▸ AIM:
Rewrite the material from its start through the line containing "axis-start-label: 01.03: [628, 271, 657, 283]", replacing "range-option-year" with "range-option-12-months" and leaving everything else unchanged.

▸ RECORD EXCERPTS:
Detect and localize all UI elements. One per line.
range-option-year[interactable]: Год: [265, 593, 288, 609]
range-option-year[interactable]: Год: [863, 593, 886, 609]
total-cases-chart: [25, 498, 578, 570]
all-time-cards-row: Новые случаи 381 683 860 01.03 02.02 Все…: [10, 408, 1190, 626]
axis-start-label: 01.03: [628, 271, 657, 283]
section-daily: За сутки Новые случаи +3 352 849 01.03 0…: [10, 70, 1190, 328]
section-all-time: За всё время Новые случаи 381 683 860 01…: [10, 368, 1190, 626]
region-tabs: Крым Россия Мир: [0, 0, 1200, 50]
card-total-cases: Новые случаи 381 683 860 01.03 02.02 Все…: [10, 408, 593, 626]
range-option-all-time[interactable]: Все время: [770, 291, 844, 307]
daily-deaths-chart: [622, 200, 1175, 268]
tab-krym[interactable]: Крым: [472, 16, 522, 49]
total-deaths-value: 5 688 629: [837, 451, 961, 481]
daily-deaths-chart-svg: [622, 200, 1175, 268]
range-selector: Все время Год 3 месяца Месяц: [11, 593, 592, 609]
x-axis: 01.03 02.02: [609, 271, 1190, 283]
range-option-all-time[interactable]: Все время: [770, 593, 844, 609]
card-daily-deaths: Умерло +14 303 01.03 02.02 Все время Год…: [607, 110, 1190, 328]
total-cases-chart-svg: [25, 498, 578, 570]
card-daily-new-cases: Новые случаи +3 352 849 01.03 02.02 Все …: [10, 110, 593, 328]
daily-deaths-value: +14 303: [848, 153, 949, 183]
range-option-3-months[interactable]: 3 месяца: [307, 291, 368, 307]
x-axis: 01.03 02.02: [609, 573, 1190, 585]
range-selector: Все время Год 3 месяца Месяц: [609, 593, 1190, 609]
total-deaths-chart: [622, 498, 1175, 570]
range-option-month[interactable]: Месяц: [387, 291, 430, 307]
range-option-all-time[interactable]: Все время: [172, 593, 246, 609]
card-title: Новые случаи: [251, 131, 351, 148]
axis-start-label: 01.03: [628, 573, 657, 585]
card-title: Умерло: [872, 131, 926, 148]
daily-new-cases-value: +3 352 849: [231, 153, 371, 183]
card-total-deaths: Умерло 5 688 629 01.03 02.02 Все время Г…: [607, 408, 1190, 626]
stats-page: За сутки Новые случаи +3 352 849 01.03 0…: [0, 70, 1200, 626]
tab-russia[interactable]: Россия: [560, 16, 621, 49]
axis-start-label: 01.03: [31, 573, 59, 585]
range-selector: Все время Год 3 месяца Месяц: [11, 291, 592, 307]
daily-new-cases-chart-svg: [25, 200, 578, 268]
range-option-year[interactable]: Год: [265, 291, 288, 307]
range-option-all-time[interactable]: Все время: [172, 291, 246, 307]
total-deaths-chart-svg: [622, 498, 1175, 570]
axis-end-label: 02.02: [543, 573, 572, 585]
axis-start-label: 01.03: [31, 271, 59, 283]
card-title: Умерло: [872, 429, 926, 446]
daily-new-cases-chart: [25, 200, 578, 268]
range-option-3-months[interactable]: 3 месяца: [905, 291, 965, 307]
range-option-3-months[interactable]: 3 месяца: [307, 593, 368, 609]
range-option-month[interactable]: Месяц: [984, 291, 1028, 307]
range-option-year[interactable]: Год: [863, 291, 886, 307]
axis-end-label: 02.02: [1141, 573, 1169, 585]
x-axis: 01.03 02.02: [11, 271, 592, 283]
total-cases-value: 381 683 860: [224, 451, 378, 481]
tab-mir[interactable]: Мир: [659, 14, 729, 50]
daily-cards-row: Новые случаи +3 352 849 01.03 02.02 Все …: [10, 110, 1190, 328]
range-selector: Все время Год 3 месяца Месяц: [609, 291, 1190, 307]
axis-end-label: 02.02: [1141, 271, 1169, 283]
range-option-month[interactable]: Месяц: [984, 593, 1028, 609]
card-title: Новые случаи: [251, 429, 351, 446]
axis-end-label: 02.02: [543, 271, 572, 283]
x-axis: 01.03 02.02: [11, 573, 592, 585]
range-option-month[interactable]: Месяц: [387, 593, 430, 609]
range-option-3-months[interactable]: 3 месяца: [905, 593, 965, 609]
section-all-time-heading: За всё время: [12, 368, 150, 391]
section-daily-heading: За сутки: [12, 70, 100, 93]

▸ EXERCISE SOLUTION:
Detect and localize all UI elements. One per line.
range-option-12-months[interactable]: Год: [265, 593, 288, 609]
range-option-12-months[interactable]: Год: [863, 593, 886, 609]
total-cases-chart: [25, 498, 578, 570]
all-time-cards-row: Новые случаи 381 683 860 01.03 02.02 Все…: [10, 408, 1190, 626]
axis-start-label: 01.03: [628, 271, 657, 283]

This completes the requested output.